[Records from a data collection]
◆ ◆ ◆

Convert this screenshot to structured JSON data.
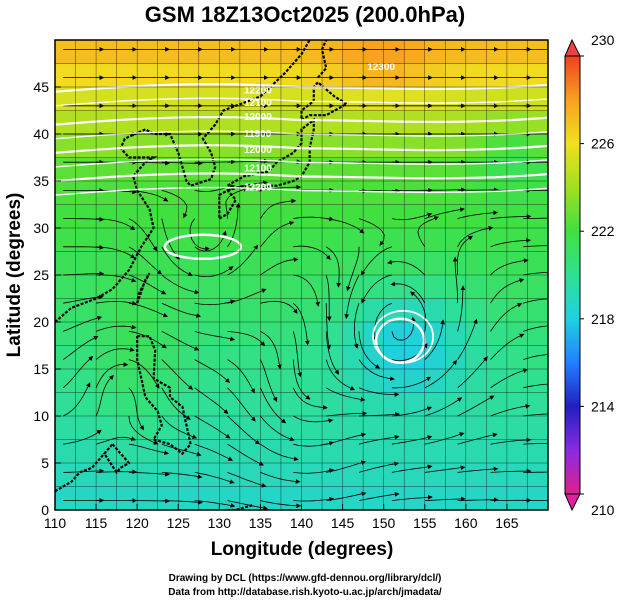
{
  "title": "GSM 18Z13Oct2025 (200.0hPa)",
  "chart_data": {
    "type": "heatmap",
    "title": "GSM 18Z13Oct2025 (200.0hPa)",
    "variable": "temperature (K) with wind streamlines and geopotential height contours",
    "xlabel": "Longitude (degrees)",
    "ylabel": "Latitude  (degrees)",
    "xlim": [
      110,
      170
    ],
    "ylim": [
      0,
      50
    ],
    "x_ticks": [
      110,
      115,
      120,
      125,
      130,
      135,
      140,
      145,
      150,
      155,
      160,
      165
    ],
    "y_ticks": [
      0,
      5,
      10,
      15,
      20,
      25,
      30,
      35,
      40,
      45
    ],
    "colorbar": {
      "min": 210,
      "max": 230,
      "ticks": [
        210,
        214,
        218,
        222,
        226,
        230
      ],
      "colors": [
        "#e0208c",
        "#8a2be2",
        "#2020c0",
        "#2080ff",
        "#20d0e0",
        "#30e090",
        "#40e040",
        "#a0e020",
        "#f0e020",
        "#f8a020",
        "#f04020"
      ]
    },
    "contour_labels": [
      "12300",
      "12200",
      "12100",
      "12000",
      "11900",
      "12000",
      "12100",
      "12200"
    ],
    "highlight_contours": [
      {
        "name": "high-near-127E-28N",
        "center_lon": 128,
        "center_lat": 28
      },
      {
        "name": "high-near-152E-18N",
        "center_lon": 152,
        "center_lat": 18
      }
    ]
  },
  "credits": {
    "line1": "Drawing by DCL (https://www.gfd-dennou.org/library/dcl/)",
    "line2": "Data from http://database.rish.kyoto-u.ac.jp/arch/jmadata/"
  }
}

◆ ◆ ◆

Return all of the entries exactly as written, but drop any pictures they hold.

FULL ANSWER ▸
Convert this screenshot to structured JSON data.
{
  "title": "GSM 18Z13Oct2025 (200.0hPa)",
  "chart_data": {
    "type": "heatmap",
    "title": "GSM 18Z13Oct2025 (200.0hPa)",
    "variable": "temperature (K) with wind streamlines and geopotential height contours",
    "xlabel": "Longitude (degrees)",
    "ylabel": "Latitude  (degrees)",
    "xlim": [
      110,
      170
    ],
    "ylim": [
      0,
      50
    ],
    "x_ticks": [
      110,
      115,
      120,
      125,
      130,
      135,
      140,
      145,
      150,
      155,
      160,
      165
    ],
    "y_ticks": [
      0,
      5,
      10,
      15,
      20,
      25,
      30,
      35,
      40,
      45
    ],
    "colorbar": {
      "min": 210,
      "max": 230,
      "ticks": [
        210,
        214,
        218,
        222,
        226,
        230
      ],
      "colors": [
        "#e0208c",
        "#8a2be2",
        "#2020c0",
        "#2080ff",
        "#20d0e0",
        "#30e090",
        "#40e040",
        "#a0e020",
        "#f0e020",
        "#f8a020",
        "#f04020"
      ]
    },
    "contour_labels": [
      "12300",
      "12200",
      "12100",
      "12000",
      "11900",
      "12000",
      "12100",
      "12200"
    ],
    "highlight_contours": [
      {
        "name": "high-near-127E-28N",
        "center_lon": 128,
        "center_lat": 28
      },
      {
        "name": "high-near-152E-18N",
        "center_lon": 152,
        "center_lat": 18
      }
    ]
  },
  "credits": {
    "line1": "Drawing by DCL (https://www.gfd-dennou.org/library/dcl/)",
    "line2": "Data from http://database.rish.kyoto-u.ac.jp/arch/jmadata/"
  }
}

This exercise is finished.